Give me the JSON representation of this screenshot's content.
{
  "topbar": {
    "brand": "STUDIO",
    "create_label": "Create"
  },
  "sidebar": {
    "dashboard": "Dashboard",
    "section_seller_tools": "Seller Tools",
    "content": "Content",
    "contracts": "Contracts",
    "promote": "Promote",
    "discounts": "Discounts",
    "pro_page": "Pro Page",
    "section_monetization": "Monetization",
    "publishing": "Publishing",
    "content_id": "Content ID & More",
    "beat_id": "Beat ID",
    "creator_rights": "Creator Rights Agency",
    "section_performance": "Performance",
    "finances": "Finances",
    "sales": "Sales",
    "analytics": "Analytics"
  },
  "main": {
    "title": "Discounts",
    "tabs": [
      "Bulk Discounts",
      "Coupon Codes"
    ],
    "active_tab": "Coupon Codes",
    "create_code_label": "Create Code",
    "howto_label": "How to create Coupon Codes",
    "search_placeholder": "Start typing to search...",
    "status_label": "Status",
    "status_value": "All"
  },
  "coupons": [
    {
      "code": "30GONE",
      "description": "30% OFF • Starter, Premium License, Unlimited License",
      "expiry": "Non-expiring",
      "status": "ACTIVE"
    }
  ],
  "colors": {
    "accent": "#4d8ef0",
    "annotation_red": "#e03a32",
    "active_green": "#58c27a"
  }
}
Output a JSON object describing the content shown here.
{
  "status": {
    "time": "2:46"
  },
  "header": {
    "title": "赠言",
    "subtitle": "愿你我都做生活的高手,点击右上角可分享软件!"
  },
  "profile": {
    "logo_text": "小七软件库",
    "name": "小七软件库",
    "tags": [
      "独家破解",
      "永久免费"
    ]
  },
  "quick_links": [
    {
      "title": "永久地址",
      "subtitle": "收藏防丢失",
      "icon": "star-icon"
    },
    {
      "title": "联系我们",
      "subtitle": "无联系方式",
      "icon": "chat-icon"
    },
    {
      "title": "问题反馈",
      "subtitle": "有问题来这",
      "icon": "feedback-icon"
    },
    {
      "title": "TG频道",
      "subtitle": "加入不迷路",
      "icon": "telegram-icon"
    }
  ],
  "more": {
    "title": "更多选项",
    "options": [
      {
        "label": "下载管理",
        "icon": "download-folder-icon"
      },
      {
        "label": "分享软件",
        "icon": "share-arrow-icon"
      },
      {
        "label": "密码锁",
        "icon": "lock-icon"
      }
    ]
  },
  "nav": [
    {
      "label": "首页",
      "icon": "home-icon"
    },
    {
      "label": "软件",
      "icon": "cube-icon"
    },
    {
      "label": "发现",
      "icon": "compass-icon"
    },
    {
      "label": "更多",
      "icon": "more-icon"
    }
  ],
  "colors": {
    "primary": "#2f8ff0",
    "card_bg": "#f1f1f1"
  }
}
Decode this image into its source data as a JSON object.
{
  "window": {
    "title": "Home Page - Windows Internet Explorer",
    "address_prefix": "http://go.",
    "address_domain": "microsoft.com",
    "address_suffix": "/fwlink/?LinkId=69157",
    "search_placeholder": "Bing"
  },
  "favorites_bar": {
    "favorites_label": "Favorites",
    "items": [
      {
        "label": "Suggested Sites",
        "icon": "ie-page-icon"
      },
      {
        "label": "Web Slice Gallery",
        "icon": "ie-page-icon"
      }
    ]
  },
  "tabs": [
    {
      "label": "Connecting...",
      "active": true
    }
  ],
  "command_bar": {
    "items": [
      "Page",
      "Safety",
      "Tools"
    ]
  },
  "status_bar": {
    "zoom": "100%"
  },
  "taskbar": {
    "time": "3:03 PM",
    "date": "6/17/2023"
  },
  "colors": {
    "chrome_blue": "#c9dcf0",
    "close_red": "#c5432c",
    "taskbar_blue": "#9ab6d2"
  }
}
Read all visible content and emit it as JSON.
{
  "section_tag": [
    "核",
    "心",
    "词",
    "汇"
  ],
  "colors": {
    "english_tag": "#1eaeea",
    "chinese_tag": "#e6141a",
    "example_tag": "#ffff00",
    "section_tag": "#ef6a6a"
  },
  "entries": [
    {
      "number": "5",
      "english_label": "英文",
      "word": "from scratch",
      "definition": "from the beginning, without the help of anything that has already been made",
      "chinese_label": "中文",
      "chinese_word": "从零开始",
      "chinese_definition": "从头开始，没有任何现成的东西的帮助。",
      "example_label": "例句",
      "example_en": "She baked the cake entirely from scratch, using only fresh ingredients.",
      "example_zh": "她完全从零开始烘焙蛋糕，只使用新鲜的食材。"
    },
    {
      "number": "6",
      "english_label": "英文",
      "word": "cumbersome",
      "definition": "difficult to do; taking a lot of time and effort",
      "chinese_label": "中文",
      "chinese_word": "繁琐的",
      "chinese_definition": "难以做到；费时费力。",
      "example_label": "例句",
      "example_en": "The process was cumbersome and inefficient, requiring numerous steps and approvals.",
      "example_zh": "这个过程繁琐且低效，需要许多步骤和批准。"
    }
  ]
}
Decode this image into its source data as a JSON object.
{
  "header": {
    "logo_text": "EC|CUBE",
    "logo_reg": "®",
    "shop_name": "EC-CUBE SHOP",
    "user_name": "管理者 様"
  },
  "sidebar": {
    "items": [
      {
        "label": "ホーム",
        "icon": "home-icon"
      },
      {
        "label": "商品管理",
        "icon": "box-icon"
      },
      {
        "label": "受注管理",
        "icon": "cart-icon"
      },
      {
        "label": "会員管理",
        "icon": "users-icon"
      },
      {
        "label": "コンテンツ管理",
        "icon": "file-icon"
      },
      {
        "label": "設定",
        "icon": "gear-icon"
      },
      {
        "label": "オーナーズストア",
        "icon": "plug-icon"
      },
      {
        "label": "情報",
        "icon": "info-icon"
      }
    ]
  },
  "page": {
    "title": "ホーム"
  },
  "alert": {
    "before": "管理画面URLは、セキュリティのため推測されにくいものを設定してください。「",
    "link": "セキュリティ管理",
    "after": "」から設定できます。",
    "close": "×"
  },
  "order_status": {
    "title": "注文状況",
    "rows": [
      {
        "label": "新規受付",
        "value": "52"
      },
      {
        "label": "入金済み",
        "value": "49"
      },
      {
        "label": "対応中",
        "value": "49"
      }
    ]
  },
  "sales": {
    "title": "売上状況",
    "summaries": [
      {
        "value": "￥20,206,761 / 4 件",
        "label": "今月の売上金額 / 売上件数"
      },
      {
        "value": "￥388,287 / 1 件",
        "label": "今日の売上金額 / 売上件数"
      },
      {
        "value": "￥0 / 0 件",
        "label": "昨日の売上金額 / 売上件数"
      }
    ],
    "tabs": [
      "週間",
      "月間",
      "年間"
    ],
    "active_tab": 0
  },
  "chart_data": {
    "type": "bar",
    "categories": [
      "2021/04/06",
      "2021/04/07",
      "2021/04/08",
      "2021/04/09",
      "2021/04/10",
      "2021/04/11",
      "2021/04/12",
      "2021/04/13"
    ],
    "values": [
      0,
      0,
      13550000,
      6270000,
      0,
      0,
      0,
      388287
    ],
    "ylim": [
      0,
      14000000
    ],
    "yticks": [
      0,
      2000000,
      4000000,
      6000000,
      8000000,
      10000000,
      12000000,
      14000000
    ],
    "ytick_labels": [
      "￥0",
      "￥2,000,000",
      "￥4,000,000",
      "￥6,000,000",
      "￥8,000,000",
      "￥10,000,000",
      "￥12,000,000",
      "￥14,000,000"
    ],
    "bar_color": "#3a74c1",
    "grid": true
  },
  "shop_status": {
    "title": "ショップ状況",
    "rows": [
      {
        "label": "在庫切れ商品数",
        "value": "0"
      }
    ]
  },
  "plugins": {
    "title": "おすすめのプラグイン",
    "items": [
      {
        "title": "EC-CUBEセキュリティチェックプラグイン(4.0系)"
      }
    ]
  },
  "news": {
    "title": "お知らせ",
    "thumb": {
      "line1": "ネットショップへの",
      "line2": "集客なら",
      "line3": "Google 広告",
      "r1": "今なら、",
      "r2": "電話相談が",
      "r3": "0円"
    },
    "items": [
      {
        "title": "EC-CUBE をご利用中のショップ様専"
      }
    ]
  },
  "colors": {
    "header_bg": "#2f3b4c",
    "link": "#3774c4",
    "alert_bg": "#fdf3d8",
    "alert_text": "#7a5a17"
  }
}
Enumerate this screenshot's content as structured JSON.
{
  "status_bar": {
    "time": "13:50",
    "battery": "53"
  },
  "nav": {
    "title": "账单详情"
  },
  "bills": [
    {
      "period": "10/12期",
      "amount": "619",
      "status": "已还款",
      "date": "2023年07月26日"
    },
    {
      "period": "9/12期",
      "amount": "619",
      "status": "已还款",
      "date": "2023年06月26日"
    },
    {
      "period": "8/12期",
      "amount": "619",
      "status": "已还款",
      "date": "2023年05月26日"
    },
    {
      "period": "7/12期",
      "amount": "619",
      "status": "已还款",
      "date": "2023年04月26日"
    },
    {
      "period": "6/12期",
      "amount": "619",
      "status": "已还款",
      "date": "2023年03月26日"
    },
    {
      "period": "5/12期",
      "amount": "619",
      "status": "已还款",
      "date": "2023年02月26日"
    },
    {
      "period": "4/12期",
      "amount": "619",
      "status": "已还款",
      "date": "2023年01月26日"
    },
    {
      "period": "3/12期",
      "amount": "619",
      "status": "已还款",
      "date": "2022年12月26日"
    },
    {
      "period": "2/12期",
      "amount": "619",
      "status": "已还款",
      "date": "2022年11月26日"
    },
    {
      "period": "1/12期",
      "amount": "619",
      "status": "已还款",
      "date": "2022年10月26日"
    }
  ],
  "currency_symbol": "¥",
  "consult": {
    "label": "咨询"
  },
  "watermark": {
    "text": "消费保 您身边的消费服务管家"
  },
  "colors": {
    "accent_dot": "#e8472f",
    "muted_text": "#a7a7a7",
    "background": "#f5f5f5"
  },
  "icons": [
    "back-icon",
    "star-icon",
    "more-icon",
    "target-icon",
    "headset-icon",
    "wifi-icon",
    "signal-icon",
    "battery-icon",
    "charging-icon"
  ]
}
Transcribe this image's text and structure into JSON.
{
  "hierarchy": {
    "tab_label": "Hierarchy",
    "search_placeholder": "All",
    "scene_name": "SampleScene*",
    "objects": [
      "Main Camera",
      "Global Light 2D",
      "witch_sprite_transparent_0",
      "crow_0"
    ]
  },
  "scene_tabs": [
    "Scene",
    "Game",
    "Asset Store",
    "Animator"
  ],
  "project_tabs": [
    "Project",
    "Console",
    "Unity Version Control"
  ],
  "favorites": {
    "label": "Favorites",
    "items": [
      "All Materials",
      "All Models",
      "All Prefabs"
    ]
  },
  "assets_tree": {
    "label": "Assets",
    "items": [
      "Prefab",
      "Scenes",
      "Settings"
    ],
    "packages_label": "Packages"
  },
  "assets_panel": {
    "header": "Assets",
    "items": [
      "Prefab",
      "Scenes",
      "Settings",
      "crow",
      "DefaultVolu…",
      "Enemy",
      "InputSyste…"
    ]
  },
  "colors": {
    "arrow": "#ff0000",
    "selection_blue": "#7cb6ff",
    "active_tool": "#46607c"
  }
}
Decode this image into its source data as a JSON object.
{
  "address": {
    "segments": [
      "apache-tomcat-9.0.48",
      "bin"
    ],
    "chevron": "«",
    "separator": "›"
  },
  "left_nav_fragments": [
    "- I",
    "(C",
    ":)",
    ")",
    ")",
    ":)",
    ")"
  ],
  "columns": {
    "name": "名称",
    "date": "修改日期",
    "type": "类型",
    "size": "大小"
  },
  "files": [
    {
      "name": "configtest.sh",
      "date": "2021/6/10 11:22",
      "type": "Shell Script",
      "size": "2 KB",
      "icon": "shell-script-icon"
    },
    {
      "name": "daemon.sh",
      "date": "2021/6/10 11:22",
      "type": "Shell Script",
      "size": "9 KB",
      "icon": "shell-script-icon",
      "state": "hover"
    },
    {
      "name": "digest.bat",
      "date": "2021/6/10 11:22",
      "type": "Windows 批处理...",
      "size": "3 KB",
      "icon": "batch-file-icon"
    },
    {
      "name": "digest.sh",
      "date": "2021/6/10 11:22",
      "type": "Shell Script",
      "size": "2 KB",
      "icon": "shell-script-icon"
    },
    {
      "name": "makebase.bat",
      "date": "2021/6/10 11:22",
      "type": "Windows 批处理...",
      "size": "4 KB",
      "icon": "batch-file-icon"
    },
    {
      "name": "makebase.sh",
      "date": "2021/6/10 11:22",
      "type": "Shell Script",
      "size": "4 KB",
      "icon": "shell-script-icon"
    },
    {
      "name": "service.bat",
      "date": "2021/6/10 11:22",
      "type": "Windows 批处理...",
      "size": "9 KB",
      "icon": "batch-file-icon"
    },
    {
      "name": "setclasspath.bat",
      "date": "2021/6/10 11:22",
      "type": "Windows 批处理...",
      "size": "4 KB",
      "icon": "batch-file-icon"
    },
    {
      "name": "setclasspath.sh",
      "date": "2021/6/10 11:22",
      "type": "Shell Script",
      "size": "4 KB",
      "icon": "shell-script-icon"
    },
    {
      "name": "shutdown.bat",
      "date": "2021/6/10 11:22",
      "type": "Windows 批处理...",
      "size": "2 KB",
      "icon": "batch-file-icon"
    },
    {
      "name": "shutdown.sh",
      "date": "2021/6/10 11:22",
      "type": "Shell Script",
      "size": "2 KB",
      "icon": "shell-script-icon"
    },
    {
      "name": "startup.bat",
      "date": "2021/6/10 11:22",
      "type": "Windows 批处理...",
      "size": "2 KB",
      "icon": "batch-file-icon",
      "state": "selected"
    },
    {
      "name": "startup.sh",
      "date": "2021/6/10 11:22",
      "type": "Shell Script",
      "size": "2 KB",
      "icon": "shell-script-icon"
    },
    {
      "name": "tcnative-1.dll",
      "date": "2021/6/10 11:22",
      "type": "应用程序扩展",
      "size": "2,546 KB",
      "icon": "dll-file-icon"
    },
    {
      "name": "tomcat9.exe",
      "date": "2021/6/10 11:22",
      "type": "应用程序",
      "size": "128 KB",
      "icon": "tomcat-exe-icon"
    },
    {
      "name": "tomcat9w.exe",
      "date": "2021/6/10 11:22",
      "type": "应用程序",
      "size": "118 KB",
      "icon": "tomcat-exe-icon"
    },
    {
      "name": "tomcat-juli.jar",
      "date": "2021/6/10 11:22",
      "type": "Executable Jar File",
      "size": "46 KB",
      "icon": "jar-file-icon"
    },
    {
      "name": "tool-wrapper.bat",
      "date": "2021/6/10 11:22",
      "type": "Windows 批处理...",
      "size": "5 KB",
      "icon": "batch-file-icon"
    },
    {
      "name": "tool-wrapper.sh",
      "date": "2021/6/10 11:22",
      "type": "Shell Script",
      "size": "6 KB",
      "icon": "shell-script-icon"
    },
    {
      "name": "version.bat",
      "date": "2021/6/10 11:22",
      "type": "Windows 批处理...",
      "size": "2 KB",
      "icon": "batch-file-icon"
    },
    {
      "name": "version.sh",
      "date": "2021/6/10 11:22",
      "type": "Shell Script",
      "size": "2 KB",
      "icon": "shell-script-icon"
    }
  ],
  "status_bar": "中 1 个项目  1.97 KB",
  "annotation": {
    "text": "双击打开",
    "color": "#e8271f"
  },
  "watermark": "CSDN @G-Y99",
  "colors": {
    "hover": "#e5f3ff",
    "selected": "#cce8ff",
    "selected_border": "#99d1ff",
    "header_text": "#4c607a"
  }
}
········
**WHAT THE TASK REQUIRES:** Locate the lines above that hold the word "scratch". Show every one of them.

**ANSWER IN FULL:**
      "word": "from scratch",
      "example_en": "She baked the cake entirely from scratch, using only fresh ingredients.",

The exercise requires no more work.